[start Entries shown]

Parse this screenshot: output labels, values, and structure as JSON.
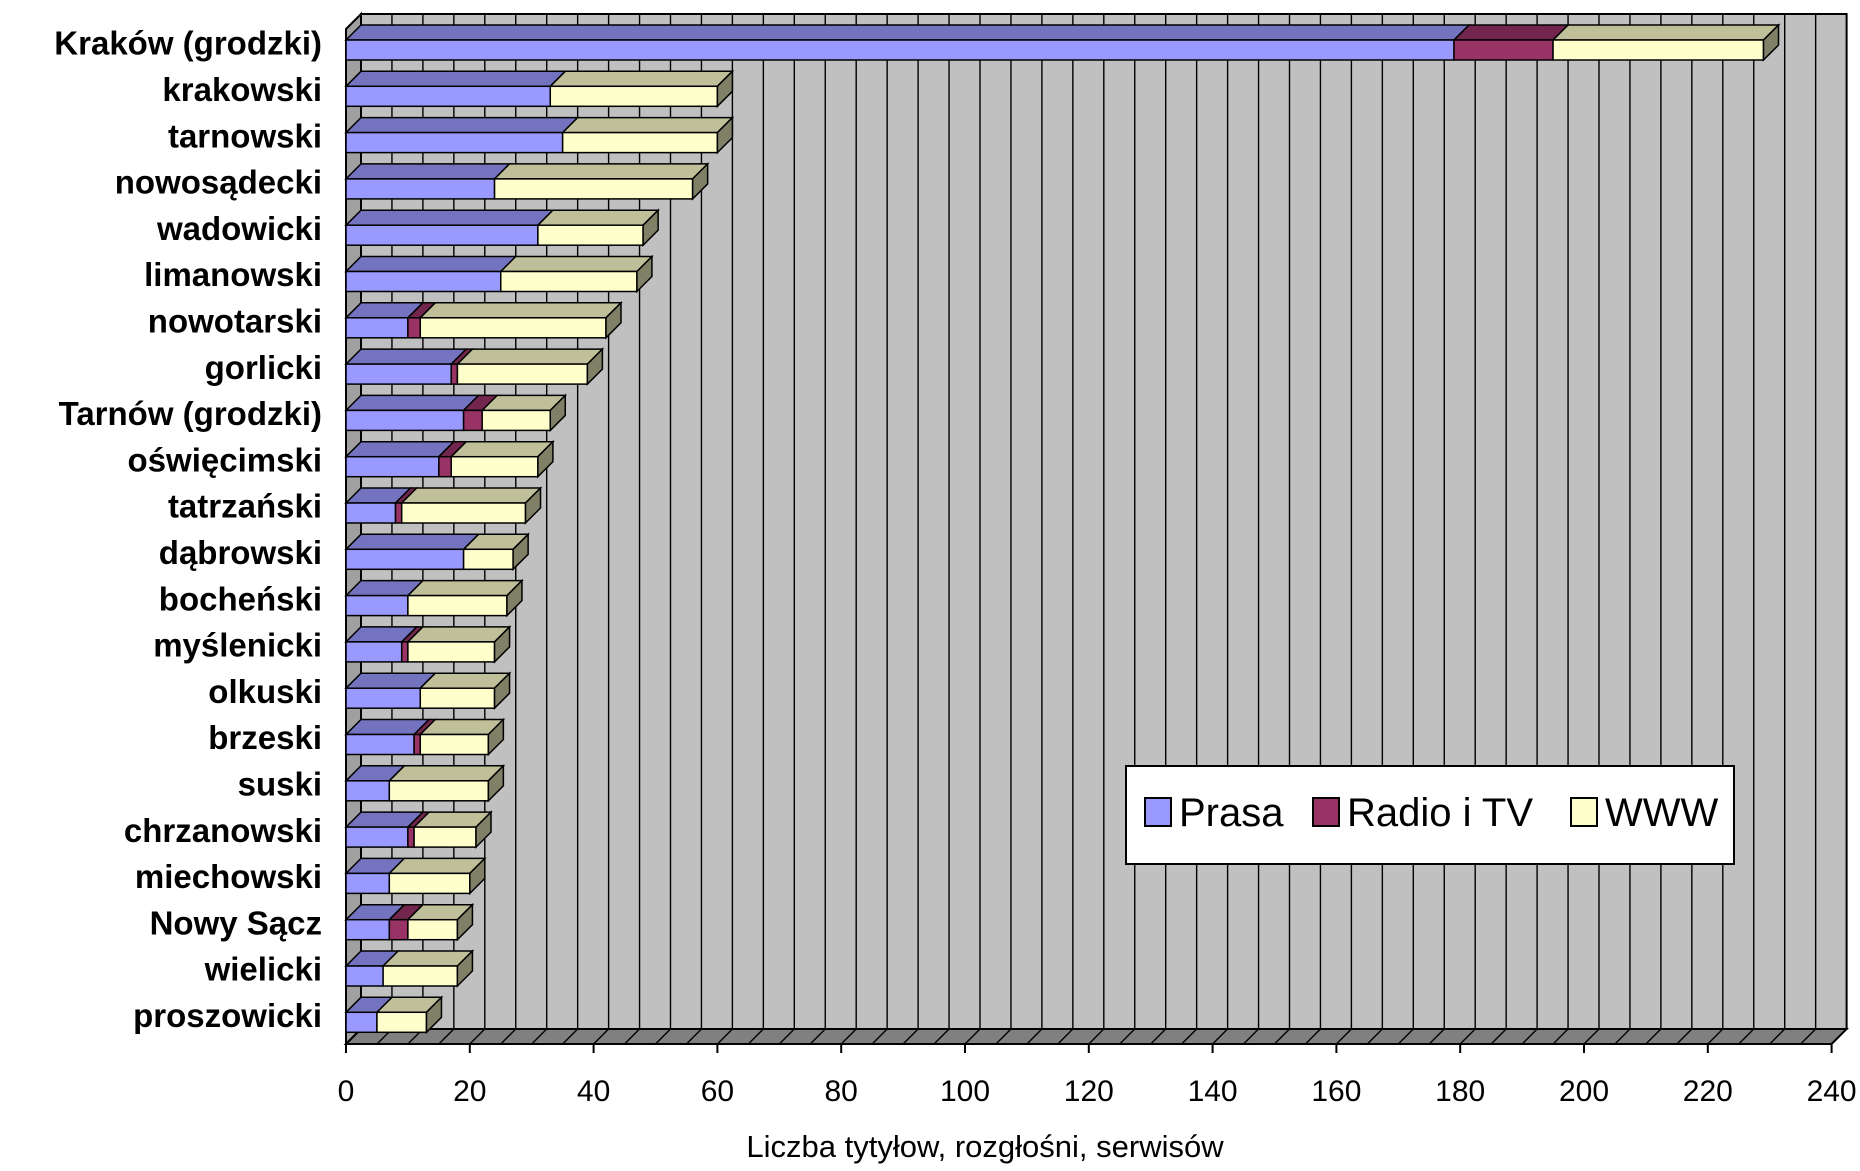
{
  "chart_data": {
    "type": "bar",
    "orientation": "horizontal",
    "stacked": true,
    "three_d": true,
    "categories": [
      "Kraków (grodzki)",
      "krakowski",
      "tarnowski",
      "nowosądecki",
      "wadowicki",
      "limanowski",
      "nowotarski",
      "gorlicki",
      "Tarnów (grodzki)",
      "oświęcimski",
      "tatrzański",
      "dąbrowski",
      "bocheński",
      "myślenicki",
      "olkuski",
      "brzeski",
      "suski",
      "chrzanowski",
      "miechowski",
      "Nowy Sącz",
      "wielicki",
      "proszowicki"
    ],
    "series": [
      {
        "name": "Prasa",
        "color": "#9999ff",
        "values": [
          179,
          33,
          35,
          24,
          31,
          25,
          10,
          17,
          19,
          15,
          8,
          19,
          10,
          9,
          12,
          11,
          7,
          10,
          7,
          7,
          6,
          5
        ]
      },
      {
        "name": "Radio i TV",
        "color": "#993366",
        "values": [
          16,
          0,
          0,
          0,
          0,
          0,
          2,
          1,
          3,
          2,
          1,
          0,
          0,
          1,
          0,
          1,
          0,
          1,
          0,
          3,
          0,
          0
        ]
      },
      {
        "name": "WWW",
        "color": "#ffffcc",
        "values": [
          34,
          27,
          25,
          32,
          17,
          22,
          30,
          21,
          11,
          14,
          20,
          8,
          16,
          14,
          12,
          11,
          16,
          10,
          13,
          8,
          12,
          8
        ]
      }
    ],
    "xlabel": "Liczba tytyłow, rozgłośni, serwisów",
    "ylabel": "",
    "xlim": [
      0,
      240
    ],
    "xticks": [
      "0",
      "20",
      "40",
      "60",
      "80",
      "100",
      "120",
      "140",
      "160",
      "180",
      "200",
      "220",
      "240"
    ],
    "grid": true,
    "legend_position": "lower-right"
  }
}
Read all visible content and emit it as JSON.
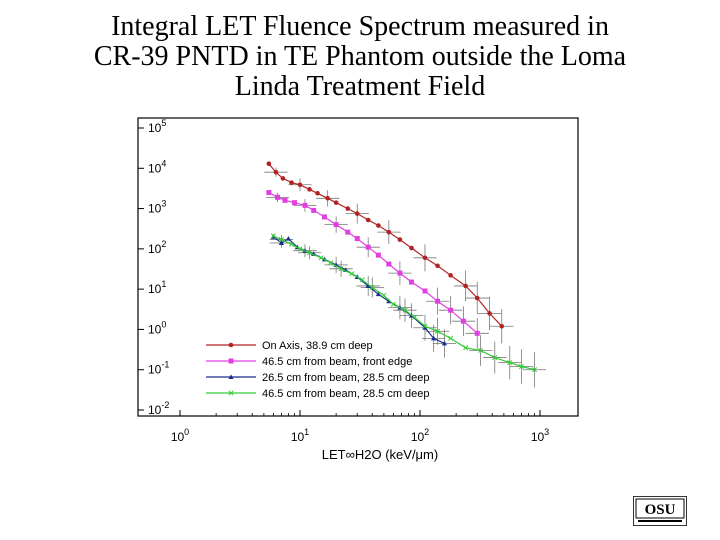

[end Entries shown]

Above are records to transcribe exactly; leave their pictures out.

| Written response |
Parse this screenshot: output labels, values, and structure as JSON.
{
  "chart_data": {
    "type": "bar",
    "orientation": "horizontal",
    "stacked": true,
    "three_d": true,
    "categories": [
      "Kraków (grodzki)",
      "krakowski",
      "tarnowski",
      "nowosądecki",
      "wadowicki",
      "limanowski",
      "nowotarski",
      "gorlicki",
      "Tarnów (grodzki)",
      "oświęcimski",
      "tatrzański",
      "dąbrowski",
      "bocheński",
      "myślenicki",
      "olkuski",
      "brzeski",
      "suski",
      "chrzanowski",
      "miechowski",
      "Nowy Sącz",
      "wielicki",
      "proszowicki"
    ],
    "series": [
      {
        "name": "Prasa",
        "color": "#9999ff",
        "values": [
          179,
          33,
          35,
          24,
          31,
          25,
          10,
          17,
          19,
          15,
          8,
          19,
          10,
          9,
          12,
          11,
          7,
          10,
          7,
          7,
          6,
          5
        ]
      },
      {
        "name": "Radio i TV",
        "color": "#993366",
        "values": [
          16,
          0,
          0,
          0,
          0,
          0,
          2,
          1,
          3,
          2,
          1,
          0,
          0,
          1,
          0,
          1,
          0,
          1,
          0,
          3,
          0,
          0
        ]
      },
      {
        "name": "WWW",
        "color": "#ffffcc",
        "values": [
          34,
          27,
          25,
          32,
          17,
          22,
          30,
          21,
          11,
          14,
          20,
          8,
          16,
          14,
          12,
          11,
          16,
          10,
          13,
          8,
          12,
          8
        ]
      }
    ],
    "xlabel": "Liczba tytyłow, rozgłośni, serwisów",
    "ylabel": "",
    "xlim": [
      0,
      240
    ],
    "xticks": [
      "0",
      "20",
      "40",
      "60",
      "80",
      "100",
      "120",
      "140",
      "160",
      "180",
      "200",
      "220",
      "240"
    ],
    "grid": true,
    "legend_position": "lower-right"
  }
}
Read all visible content and emit it as JSON.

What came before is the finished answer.